* **The exercise**
Count the lines in the entries below that contain the string "title", with case mattering, and reply with the number alone.

Layout coordinate data:
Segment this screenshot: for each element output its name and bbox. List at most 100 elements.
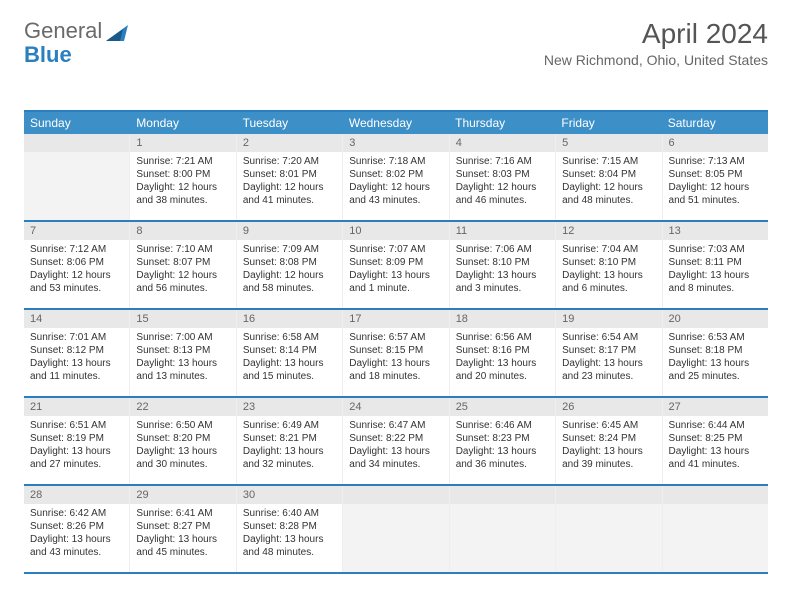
month-title: April 2024 — [544, 18, 768, 50]
day-line: Sunrise: 7:13 AM — [669, 155, 762, 168]
day-line: Sunset: 8:08 PM — [243, 256, 336, 269]
day-number: 27 — [663, 398, 768, 416]
day-line: and 25 minutes. — [669, 370, 762, 383]
day-line: Sunrise: 6:51 AM — [30, 419, 123, 432]
day-line: Sunset: 8:02 PM — [349, 168, 442, 181]
day-line: Daylight: 13 hours — [562, 445, 655, 458]
day-cell: 18Sunrise: 6:56 AMSunset: 8:16 PMDayligh… — [450, 310, 556, 396]
day-body: Sunrise: 6:49 AMSunset: 8:21 PMDaylight:… — [237, 416, 342, 476]
day-line: Daylight: 13 hours — [30, 445, 123, 458]
day-line: Daylight: 13 hours — [136, 445, 229, 458]
day-line: Sunset: 8:22 PM — [349, 432, 442, 445]
day-line: Sunset: 8:21 PM — [243, 432, 336, 445]
day-line: and 11 minutes. — [30, 370, 123, 383]
day-line: Sunrise: 7:00 AM — [136, 331, 229, 344]
day-line: Daylight: 13 hours — [136, 533, 229, 546]
day-cell: 6Sunrise: 7:13 AMSunset: 8:05 PMDaylight… — [663, 134, 768, 220]
day-body: Sunrise: 6:41 AMSunset: 8:27 PMDaylight:… — [130, 504, 235, 564]
day-body: Sunrise: 7:15 AMSunset: 8:04 PMDaylight:… — [556, 152, 661, 212]
day-cell: 20Sunrise: 6:53 AMSunset: 8:18 PMDayligh… — [663, 310, 768, 396]
day-line: Sunrise: 6:56 AM — [456, 331, 549, 344]
day-body: Sunrise: 7:16 AMSunset: 8:03 PMDaylight:… — [450, 152, 555, 212]
day-number: 6 — [663, 134, 768, 152]
day-line: Sunrise: 6:45 AM — [562, 419, 655, 432]
title-block: April 2024 New Richmond, Ohio, United St… — [544, 18, 768, 68]
day-line: Daylight: 13 hours — [456, 445, 549, 458]
day-line: Daylight: 13 hours — [30, 533, 123, 546]
weekday-header: Tuesday — [237, 112, 343, 134]
day-line: Sunset: 8:24 PM — [562, 432, 655, 445]
day-line: Sunrise: 7:09 AM — [243, 243, 336, 256]
day-line: Daylight: 13 hours — [562, 269, 655, 282]
day-line: and 41 minutes. — [669, 458, 762, 471]
day-line: Sunrise: 7:03 AM — [669, 243, 762, 256]
day-line: Daylight: 13 hours — [243, 445, 336, 458]
weekday-header: Friday — [555, 112, 661, 134]
day-line: and 36 minutes. — [456, 458, 549, 471]
day-number: 24 — [343, 398, 448, 416]
day-line: Sunset: 8:11 PM — [669, 256, 762, 269]
day-body: Sunrise: 6:53 AMSunset: 8:18 PMDaylight:… — [663, 328, 768, 388]
day-body: Sunrise: 7:01 AMSunset: 8:12 PMDaylight:… — [24, 328, 129, 388]
day-cell — [556, 486, 662, 572]
day-line: Sunset: 8:04 PM — [562, 168, 655, 181]
weekday-header: Saturday — [662, 112, 768, 134]
day-body: Sunrise: 6:44 AMSunset: 8:25 PMDaylight:… — [663, 416, 768, 476]
day-cell: 21Sunrise: 6:51 AMSunset: 8:19 PMDayligh… — [24, 398, 130, 484]
day-line: Sunrise: 6:57 AM — [349, 331, 442, 344]
day-cell: 5Sunrise: 7:15 AMSunset: 8:04 PMDaylight… — [556, 134, 662, 220]
week-row: 28Sunrise: 6:42 AMSunset: 8:26 PMDayligh… — [24, 486, 768, 574]
day-number-empty — [343, 486, 448, 504]
day-body: Sunrise: 6:58 AMSunset: 8:14 PMDaylight:… — [237, 328, 342, 388]
day-cell — [343, 486, 449, 572]
header: General April 2024 New Richmond, Ohio, U… — [24, 18, 768, 68]
day-number: 20 — [663, 310, 768, 328]
day-body: Sunrise: 7:21 AMSunset: 8:00 PMDaylight:… — [130, 152, 235, 212]
day-cell: 30Sunrise: 6:40 AMSunset: 8:28 PMDayligh… — [237, 486, 343, 572]
day-body: Sunrise: 7:10 AMSunset: 8:07 PMDaylight:… — [130, 240, 235, 300]
day-cell: 9Sunrise: 7:09 AMSunset: 8:08 PMDaylight… — [237, 222, 343, 308]
day-line: Sunrise: 7:01 AM — [30, 331, 123, 344]
day-number: 22 — [130, 398, 235, 416]
day-line: Sunset: 8:05 PM — [669, 168, 762, 181]
day-line: Sunset: 8:27 PM — [136, 520, 229, 533]
day-line: Daylight: 12 hours — [243, 269, 336, 282]
day-line: Daylight: 12 hours — [349, 181, 442, 194]
day-body: Sunrise: 7:13 AMSunset: 8:05 PMDaylight:… — [663, 152, 768, 212]
day-cell: 24Sunrise: 6:47 AMSunset: 8:22 PMDayligh… — [343, 398, 449, 484]
day-line: Sunset: 8:26 PM — [30, 520, 123, 533]
day-number: 30 — [237, 486, 342, 504]
day-line: Daylight: 13 hours — [562, 357, 655, 370]
day-line: and 34 minutes. — [349, 458, 442, 471]
day-line: Sunset: 8:28 PM — [243, 520, 336, 533]
day-cell: 25Sunrise: 6:46 AMSunset: 8:23 PMDayligh… — [450, 398, 556, 484]
day-cell: 27Sunrise: 6:44 AMSunset: 8:25 PMDayligh… — [663, 398, 768, 484]
day-line: and 45 minutes. — [136, 546, 229, 559]
day-cell: 28Sunrise: 6:42 AMSunset: 8:26 PMDayligh… — [24, 486, 130, 572]
day-line: Sunrise: 7:10 AM — [136, 243, 229, 256]
day-line: Sunset: 8:10 PM — [562, 256, 655, 269]
day-body: Sunrise: 7:20 AMSunset: 8:01 PMDaylight:… — [237, 152, 342, 212]
day-body: Sunrise: 7:09 AMSunset: 8:08 PMDaylight:… — [237, 240, 342, 300]
week-row: 14Sunrise: 7:01 AMSunset: 8:12 PMDayligh… — [24, 310, 768, 398]
day-number: 7 — [24, 222, 129, 240]
day-line: Sunrise: 6:40 AM — [243, 507, 336, 520]
day-cell: 29Sunrise: 6:41 AMSunset: 8:27 PMDayligh… — [130, 486, 236, 572]
day-line: Sunrise: 6:49 AM — [243, 419, 336, 432]
weekday-header: Monday — [130, 112, 236, 134]
day-cell: 17Sunrise: 6:57 AMSunset: 8:15 PMDayligh… — [343, 310, 449, 396]
day-line: Sunset: 8:09 PM — [349, 256, 442, 269]
day-line: Sunset: 8:14 PM — [243, 344, 336, 357]
day-line: Daylight: 12 hours — [30, 269, 123, 282]
day-cell — [450, 486, 556, 572]
day-number: 21 — [24, 398, 129, 416]
day-body: Sunrise: 7:07 AMSunset: 8:09 PMDaylight:… — [343, 240, 448, 300]
day-line: Sunrise: 6:42 AM — [30, 507, 123, 520]
day-line: Sunrise: 7:20 AM — [243, 155, 336, 168]
day-line: Daylight: 13 hours — [669, 357, 762, 370]
location-text: New Richmond, Ohio, United States — [544, 52, 768, 68]
day-cell: 13Sunrise: 7:03 AMSunset: 8:11 PMDayligh… — [663, 222, 768, 308]
day-number: 5 — [556, 134, 661, 152]
day-body: Sunrise: 7:12 AMSunset: 8:06 PMDaylight:… — [24, 240, 129, 300]
day-number-empty — [24, 134, 129, 152]
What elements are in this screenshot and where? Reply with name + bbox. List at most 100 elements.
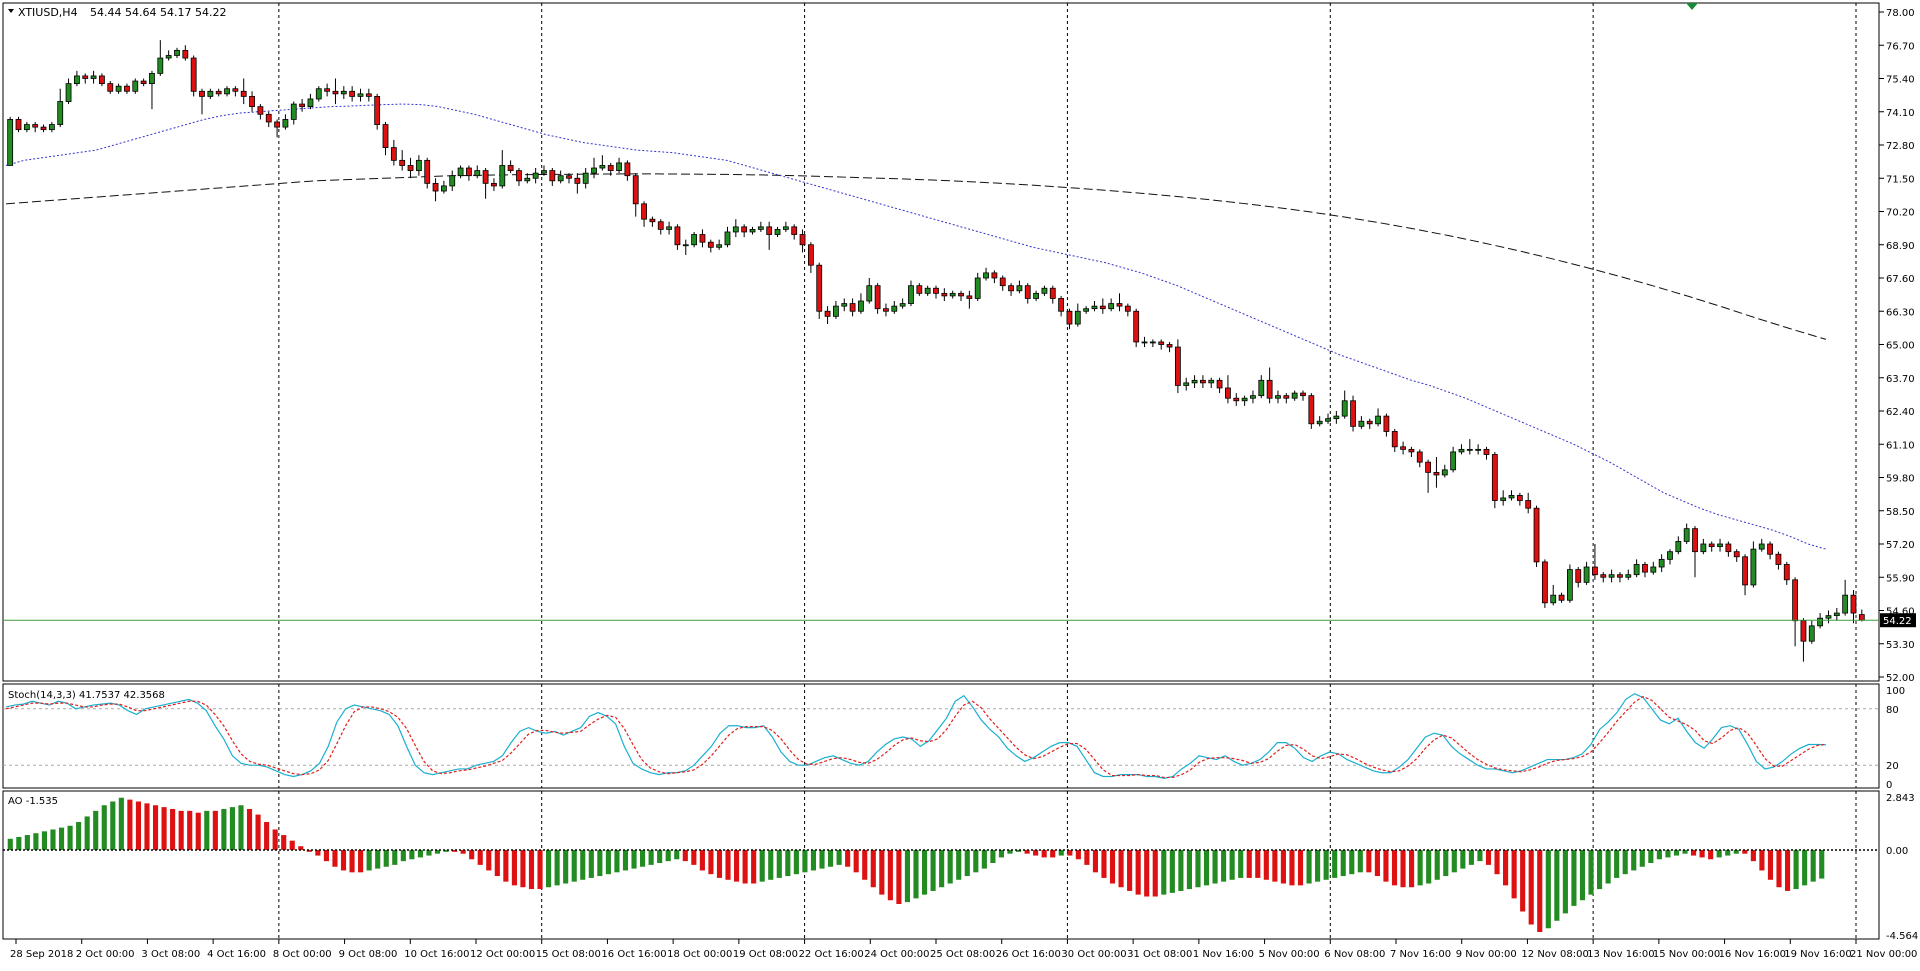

* **Reply**
2